### Description of the task
Retype the whole listing verbatim and keep the pictures out of it.

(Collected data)
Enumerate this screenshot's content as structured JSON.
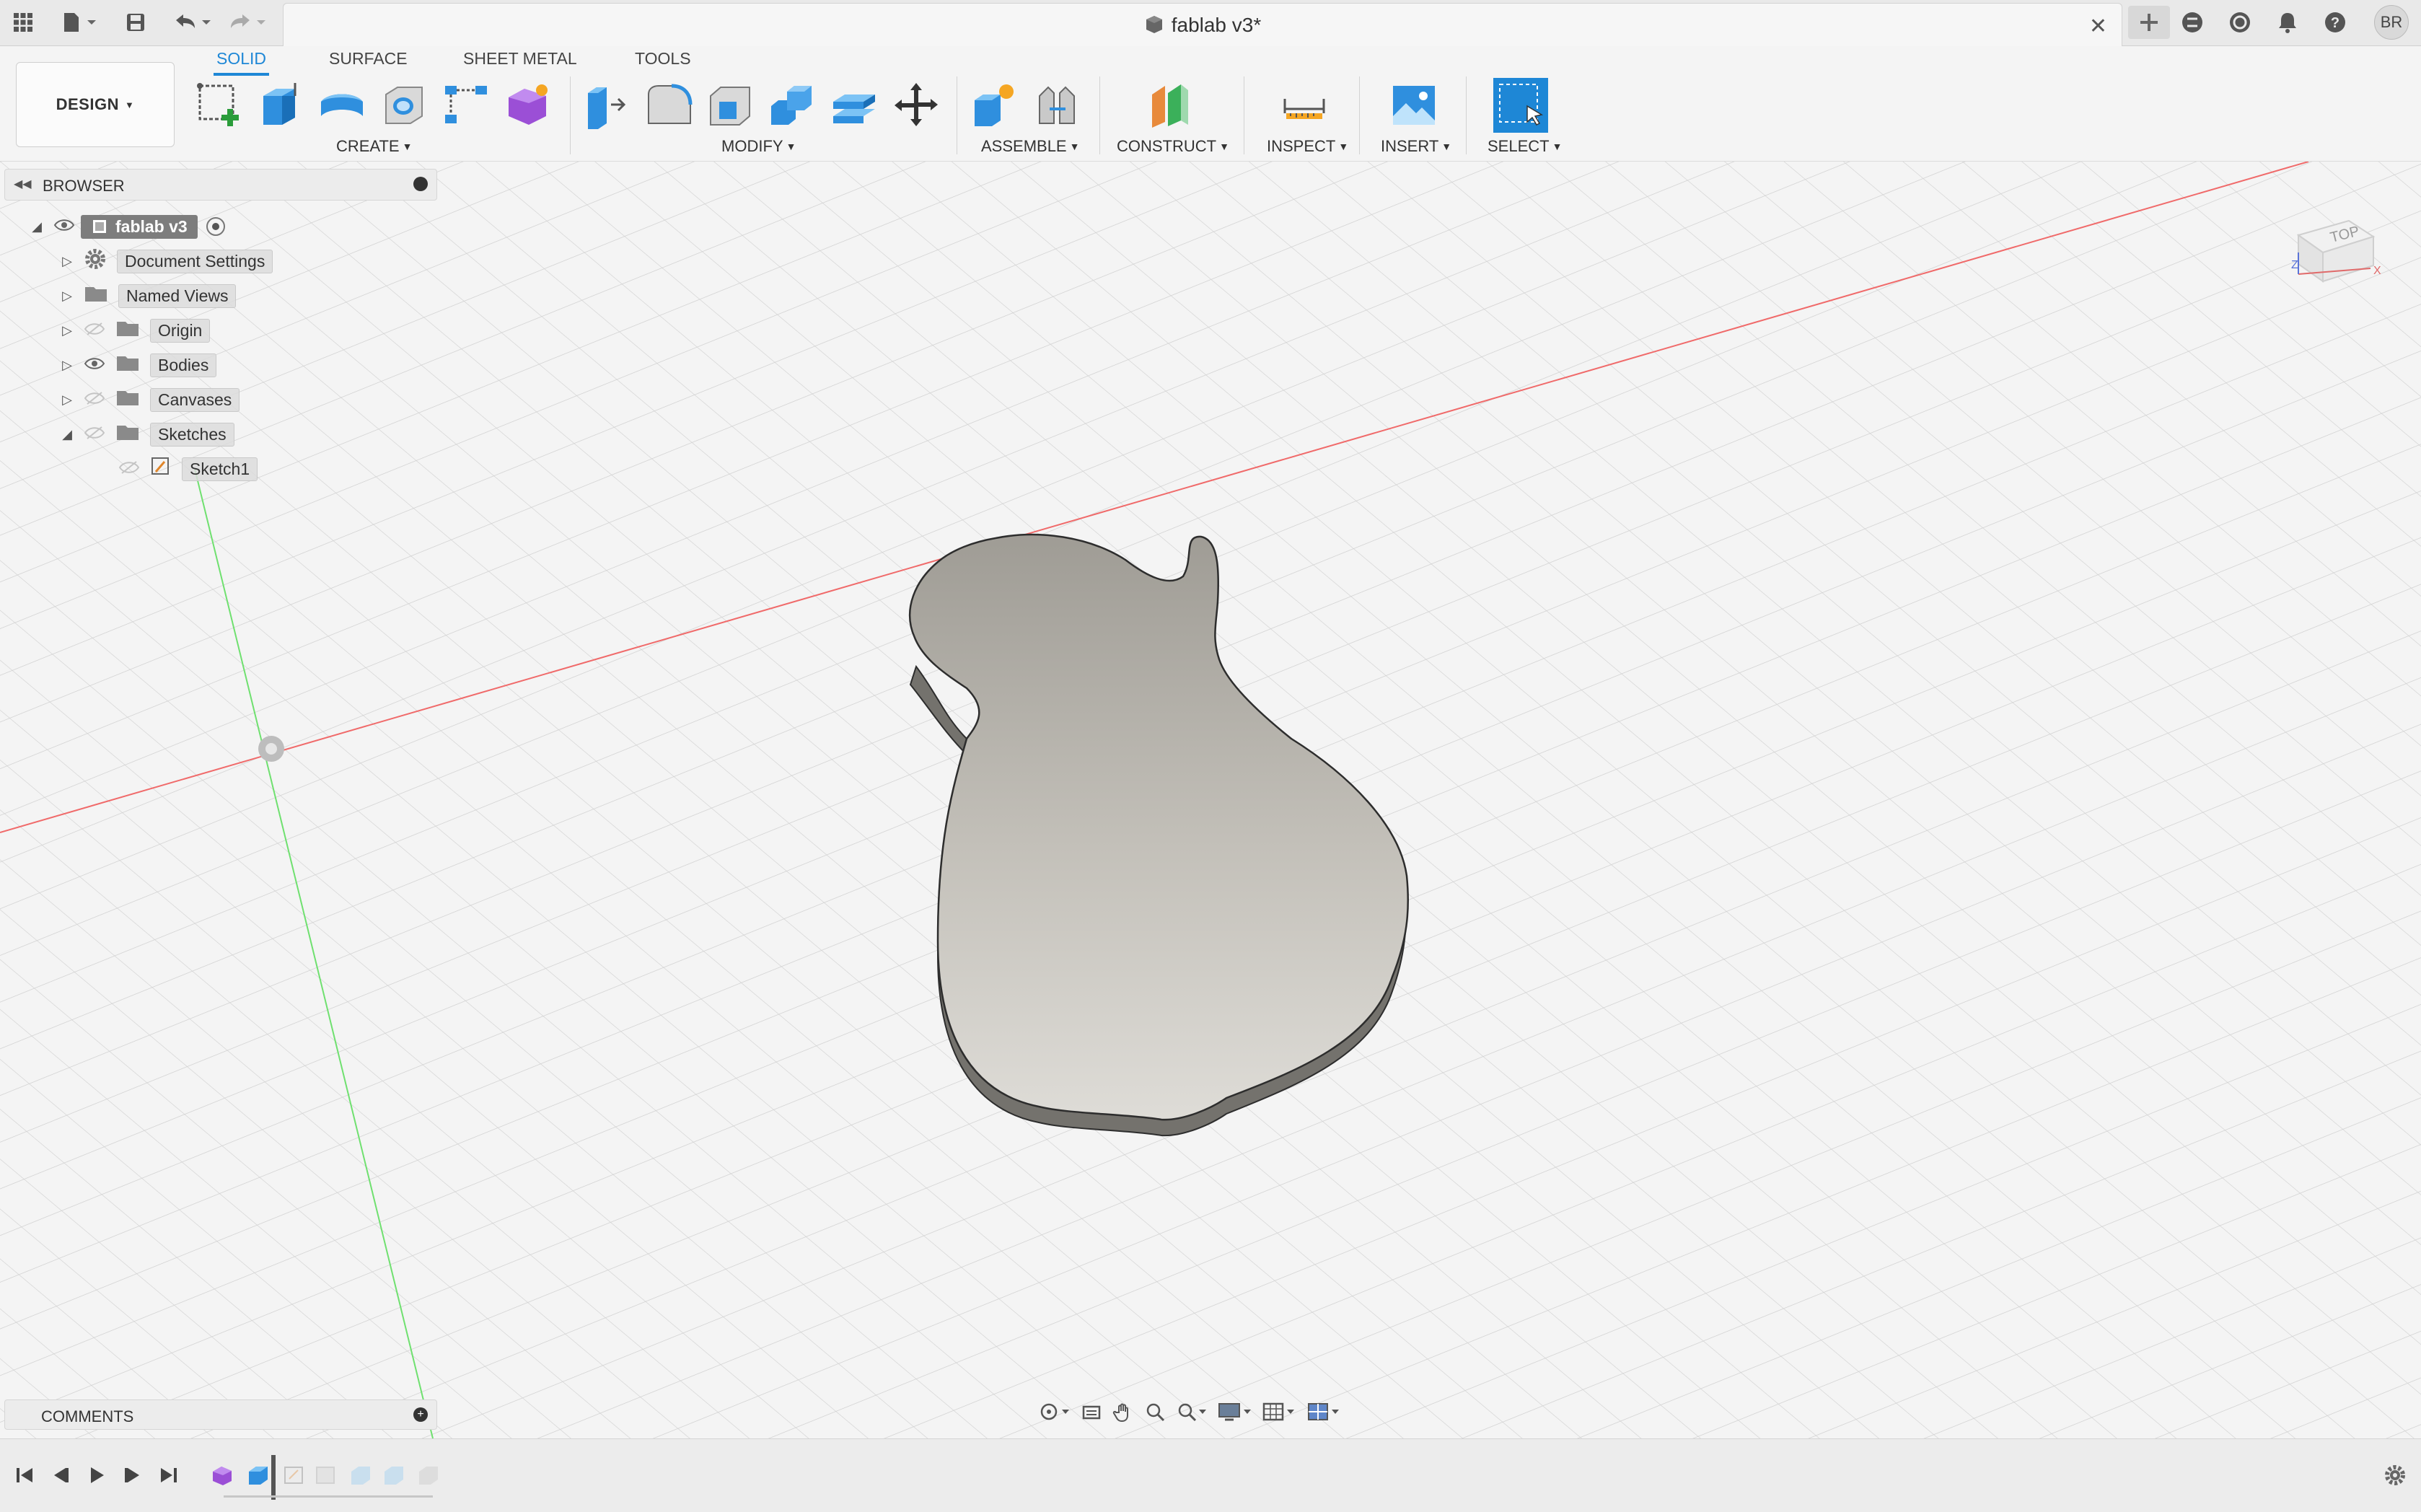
{
  "titlebar": {
    "document_title": "fablab v3*",
    "user_initials": "BR",
    "icons": [
      "apps-grid-icon",
      "file-icon",
      "save-icon",
      "undo-icon",
      "redo-icon",
      "new-tab-icon",
      "extensions-icon",
      "job-status-icon",
      "notifications-icon",
      "help-icon"
    ]
  },
  "toolbar": {
    "workspace": "DESIGN",
    "tabs": [
      {
        "label": "SOLID",
        "active": true
      },
      {
        "label": "SURFACE",
        "active": false
      },
      {
        "label": "SHEET METAL",
        "active": false
      },
      {
        "label": "TOOLS",
        "active": false
      }
    ],
    "groups": [
      {
        "label": "CREATE",
        "tools": [
          "create-sketch-icon",
          "extrude-icon",
          "revolve-icon",
          "hole-icon",
          "pattern-icon",
          "create-form-icon"
        ]
      },
      {
        "label": "MODIFY",
        "tools": [
          "press-pull-icon",
          "fillet-icon",
          "shell-icon",
          "combine-icon",
          "offset-face-icon",
          "move-icon"
        ]
      },
      {
        "label": "ASSEMBLE",
        "tools": [
          "new-component-icon",
          "joint-icon"
        ]
      },
      {
        "label": "CONSTRUCT",
        "tools": [
          "offset-plane-icon"
        ]
      },
      {
        "label": "INSPECT",
        "tools": [
          "measure-icon"
        ]
      },
      {
        "label": "INSERT",
        "tools": [
          "insert-image-icon"
        ]
      },
      {
        "label": "SELECT",
        "tools": [
          "select-icon"
        ]
      }
    ],
    "accent_color": "#1e87d6"
  },
  "browser": {
    "title": "BROWSER",
    "root": "fablab v3",
    "items": [
      {
        "label": "Document Settings",
        "icon": "gear-icon"
      },
      {
        "label": "Named Views",
        "icon": "folder-icon"
      },
      {
        "label": "Origin",
        "icon": "folder-icon"
      },
      {
        "label": "Bodies",
        "icon": "folder-icon"
      },
      {
        "label": "Canvases",
        "icon": "folder-icon"
      },
      {
        "label": "Sketches",
        "icon": "folder-icon"
      },
      {
        "label": "Sketch1",
        "icon": "sketch-icon"
      }
    ]
  },
  "viewcube": {
    "face": "TOP"
  },
  "comments": {
    "title": "COMMENTS"
  },
  "timeline": {
    "controls": [
      "first-icon",
      "previous-icon",
      "play-icon",
      "next-icon",
      "last-icon"
    ],
    "features": [
      "form-feature-icon",
      "sketch-feature-icon",
      "extrude-feature-icon"
    ]
  }
}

### The result
Enumerate this screenshot's content as structured JSON.
{
  "titlebar": {
    "document_title": "fablab v3*",
    "user_initials": "BR",
    "icons": [
      "apps-grid-icon",
      "file-icon",
      "save-icon",
      "undo-icon",
      "redo-icon",
      "new-tab-icon",
      "extensions-icon",
      "job-status-icon",
      "notifications-icon",
      "help-icon"
    ]
  },
  "toolbar": {
    "workspace": "DESIGN",
    "tabs": [
      {
        "label": "SOLID",
        "active": true
      },
      {
        "label": "SURFACE",
        "active": false
      },
      {
        "label": "SHEET METAL",
        "active": false
      },
      {
        "label": "TOOLS",
        "active": false
      }
    ],
    "groups": [
      {
        "label": "CREATE",
        "tools": [
          "create-sketch-icon",
          "extrude-icon",
          "revolve-icon",
          "hole-icon",
          "pattern-icon",
          "create-form-icon"
        ]
      },
      {
        "label": "MODIFY",
        "tools": [
          "press-pull-icon",
          "fillet-icon",
          "shell-icon",
          "combine-icon",
          "offset-face-icon",
          "move-icon"
        ]
      },
      {
        "label": "ASSEMBLE",
        "tools": [
          "new-component-icon",
          "joint-icon"
        ]
      },
      {
        "label": "CONSTRUCT",
        "tools": [
          "offset-plane-icon"
        ]
      },
      {
        "label": "INSPECT",
        "tools": [
          "measure-icon"
        ]
      },
      {
        "label": "INSERT",
        "tools": [
          "insert-image-icon"
        ]
      },
      {
        "label": "SELECT",
        "tools": [
          "select-icon"
        ]
      }
    ],
    "accent_color": "#1e87d6"
  },
  "browser": {
    "title": "BROWSER",
    "root": "fablab v3",
    "items": [
      {
        "label": "Document Settings",
        "icon": "gear-icon"
      },
      {
        "label": "Named Views",
        "icon": "folder-icon"
      },
      {
        "label": "Origin",
        "icon": "folder-icon"
      },
      {
        "label": "Bodies",
        "icon": "folder-icon"
      },
      {
        "label": "Canvases",
        "icon": "folder-icon"
      },
      {
        "label": "Sketches",
        "icon": "folder-icon"
      },
      {
        "label": "Sketch1",
        "icon": "sketch-icon"
      }
    ]
  },
  "viewcube": {
    "face": "TOP"
  },
  "comments": {
    "title": "COMMENTS"
  },
  "timeline": {
    "controls": [
      "first-icon",
      "previous-icon",
      "play-icon",
      "next-icon",
      "last-icon"
    ],
    "features": [
      "form-feature-icon",
      "sketch-feature-icon",
      "extrude-feature-icon"
    ]
  }
}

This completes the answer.